* begin Records supplied *

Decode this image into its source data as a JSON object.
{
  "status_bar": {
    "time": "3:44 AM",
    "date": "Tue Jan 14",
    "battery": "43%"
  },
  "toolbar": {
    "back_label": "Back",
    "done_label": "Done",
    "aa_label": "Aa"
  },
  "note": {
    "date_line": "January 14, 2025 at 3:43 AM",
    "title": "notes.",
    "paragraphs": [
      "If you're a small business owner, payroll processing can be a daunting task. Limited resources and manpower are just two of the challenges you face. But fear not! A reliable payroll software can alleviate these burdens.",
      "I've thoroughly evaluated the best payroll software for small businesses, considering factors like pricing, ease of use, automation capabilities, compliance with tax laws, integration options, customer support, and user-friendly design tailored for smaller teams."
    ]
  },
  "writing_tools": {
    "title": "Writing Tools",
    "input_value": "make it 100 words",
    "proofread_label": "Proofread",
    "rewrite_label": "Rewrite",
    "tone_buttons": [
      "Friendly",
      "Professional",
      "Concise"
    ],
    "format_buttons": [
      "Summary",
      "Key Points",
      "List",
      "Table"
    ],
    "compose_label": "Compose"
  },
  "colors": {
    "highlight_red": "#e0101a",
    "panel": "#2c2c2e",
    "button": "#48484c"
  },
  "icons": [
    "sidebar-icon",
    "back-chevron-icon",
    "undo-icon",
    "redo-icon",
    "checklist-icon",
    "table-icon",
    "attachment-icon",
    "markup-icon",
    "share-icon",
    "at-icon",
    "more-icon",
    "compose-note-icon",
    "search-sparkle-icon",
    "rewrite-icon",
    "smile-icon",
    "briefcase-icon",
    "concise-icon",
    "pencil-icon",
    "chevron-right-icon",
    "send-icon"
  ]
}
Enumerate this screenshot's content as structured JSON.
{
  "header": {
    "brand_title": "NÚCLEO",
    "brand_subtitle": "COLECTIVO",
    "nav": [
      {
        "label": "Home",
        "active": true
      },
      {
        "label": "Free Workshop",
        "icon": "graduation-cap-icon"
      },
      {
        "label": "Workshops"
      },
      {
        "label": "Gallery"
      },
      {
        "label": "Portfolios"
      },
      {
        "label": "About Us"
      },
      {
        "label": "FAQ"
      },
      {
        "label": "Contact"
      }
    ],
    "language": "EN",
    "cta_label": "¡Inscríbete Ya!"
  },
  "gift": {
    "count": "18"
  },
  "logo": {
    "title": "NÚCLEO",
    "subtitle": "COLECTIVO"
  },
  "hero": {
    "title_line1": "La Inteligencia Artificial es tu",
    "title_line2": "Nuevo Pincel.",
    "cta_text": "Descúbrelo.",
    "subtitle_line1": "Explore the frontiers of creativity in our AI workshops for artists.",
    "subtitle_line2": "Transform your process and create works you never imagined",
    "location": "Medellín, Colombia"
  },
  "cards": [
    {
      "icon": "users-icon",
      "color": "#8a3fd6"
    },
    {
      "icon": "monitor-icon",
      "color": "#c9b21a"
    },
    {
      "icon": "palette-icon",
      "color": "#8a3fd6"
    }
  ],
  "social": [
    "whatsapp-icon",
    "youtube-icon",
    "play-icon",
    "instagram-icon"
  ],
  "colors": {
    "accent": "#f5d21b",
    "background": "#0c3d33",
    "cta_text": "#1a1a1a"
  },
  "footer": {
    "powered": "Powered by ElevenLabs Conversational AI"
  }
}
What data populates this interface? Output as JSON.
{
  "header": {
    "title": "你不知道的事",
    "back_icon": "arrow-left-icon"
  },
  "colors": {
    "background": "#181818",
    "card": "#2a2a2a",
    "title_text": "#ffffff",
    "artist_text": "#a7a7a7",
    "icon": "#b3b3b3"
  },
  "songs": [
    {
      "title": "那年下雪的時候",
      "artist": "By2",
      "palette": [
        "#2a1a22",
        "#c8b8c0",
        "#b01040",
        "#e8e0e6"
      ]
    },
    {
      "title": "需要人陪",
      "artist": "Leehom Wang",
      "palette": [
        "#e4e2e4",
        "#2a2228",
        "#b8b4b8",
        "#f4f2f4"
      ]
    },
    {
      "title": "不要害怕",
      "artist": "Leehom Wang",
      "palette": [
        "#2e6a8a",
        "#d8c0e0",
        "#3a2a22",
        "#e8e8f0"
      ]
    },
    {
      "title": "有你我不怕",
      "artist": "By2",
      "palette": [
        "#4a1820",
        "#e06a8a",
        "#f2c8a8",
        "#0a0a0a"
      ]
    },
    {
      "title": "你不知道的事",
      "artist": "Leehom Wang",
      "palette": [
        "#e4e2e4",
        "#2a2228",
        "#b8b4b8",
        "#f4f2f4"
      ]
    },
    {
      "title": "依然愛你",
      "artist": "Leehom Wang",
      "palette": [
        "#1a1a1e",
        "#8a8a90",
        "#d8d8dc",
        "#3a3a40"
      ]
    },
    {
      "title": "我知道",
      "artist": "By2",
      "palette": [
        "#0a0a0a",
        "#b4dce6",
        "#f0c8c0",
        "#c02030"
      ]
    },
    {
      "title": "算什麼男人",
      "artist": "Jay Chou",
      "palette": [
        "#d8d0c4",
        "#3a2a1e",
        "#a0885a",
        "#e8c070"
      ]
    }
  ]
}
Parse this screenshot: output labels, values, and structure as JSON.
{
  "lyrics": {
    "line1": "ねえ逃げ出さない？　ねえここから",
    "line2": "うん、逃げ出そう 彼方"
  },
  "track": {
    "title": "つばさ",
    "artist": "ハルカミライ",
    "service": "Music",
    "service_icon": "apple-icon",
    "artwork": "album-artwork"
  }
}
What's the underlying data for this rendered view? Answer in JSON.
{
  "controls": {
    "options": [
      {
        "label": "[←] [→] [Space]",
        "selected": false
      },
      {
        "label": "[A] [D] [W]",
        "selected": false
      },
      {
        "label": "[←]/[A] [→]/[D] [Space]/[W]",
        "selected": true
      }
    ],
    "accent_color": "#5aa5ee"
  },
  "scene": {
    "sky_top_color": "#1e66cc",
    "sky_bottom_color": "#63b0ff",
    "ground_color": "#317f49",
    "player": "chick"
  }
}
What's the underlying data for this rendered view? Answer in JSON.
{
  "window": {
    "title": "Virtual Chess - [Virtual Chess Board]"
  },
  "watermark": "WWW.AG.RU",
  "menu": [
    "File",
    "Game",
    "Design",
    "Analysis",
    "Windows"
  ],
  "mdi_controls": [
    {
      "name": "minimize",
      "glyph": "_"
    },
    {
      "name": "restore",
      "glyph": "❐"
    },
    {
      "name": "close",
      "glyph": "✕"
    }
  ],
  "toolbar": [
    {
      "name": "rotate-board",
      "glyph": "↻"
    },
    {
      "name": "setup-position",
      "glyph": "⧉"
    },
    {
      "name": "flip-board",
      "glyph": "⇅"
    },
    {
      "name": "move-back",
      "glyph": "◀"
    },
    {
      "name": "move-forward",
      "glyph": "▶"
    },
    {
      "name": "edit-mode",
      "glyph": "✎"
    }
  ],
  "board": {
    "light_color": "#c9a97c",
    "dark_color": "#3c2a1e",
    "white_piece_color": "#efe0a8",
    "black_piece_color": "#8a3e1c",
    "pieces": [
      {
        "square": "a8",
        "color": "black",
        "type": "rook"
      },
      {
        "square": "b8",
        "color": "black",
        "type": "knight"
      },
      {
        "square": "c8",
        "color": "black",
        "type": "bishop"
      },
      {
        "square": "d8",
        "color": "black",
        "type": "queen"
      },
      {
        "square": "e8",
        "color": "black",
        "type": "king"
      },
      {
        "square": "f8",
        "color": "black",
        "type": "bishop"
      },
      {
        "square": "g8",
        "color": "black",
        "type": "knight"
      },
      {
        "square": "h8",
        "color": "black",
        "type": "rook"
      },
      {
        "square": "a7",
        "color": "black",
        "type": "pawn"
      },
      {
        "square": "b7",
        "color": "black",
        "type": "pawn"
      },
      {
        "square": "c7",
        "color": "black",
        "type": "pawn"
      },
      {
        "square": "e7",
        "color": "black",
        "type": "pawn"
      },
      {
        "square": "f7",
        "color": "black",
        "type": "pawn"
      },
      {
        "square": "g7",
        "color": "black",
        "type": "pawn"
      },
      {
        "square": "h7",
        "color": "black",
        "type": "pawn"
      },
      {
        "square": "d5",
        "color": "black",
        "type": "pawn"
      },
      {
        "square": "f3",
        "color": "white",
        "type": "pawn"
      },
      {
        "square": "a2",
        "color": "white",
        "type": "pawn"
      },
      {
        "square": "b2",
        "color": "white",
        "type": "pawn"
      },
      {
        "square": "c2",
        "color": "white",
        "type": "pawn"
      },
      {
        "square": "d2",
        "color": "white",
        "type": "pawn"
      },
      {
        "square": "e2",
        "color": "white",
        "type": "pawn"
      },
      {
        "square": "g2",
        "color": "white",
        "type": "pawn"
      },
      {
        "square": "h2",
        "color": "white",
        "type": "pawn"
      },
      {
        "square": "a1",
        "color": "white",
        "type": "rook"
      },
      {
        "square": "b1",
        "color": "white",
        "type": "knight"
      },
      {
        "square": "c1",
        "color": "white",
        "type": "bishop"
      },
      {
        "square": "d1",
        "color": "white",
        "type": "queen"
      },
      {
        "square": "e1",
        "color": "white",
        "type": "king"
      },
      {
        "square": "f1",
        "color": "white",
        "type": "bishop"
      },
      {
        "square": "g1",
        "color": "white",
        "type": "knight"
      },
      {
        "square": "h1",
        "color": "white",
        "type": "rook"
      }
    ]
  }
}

* end Records supplied *

◆ **Job**
Count how many lines contain "small" and give only that count.

◆ **Finished exercise**
2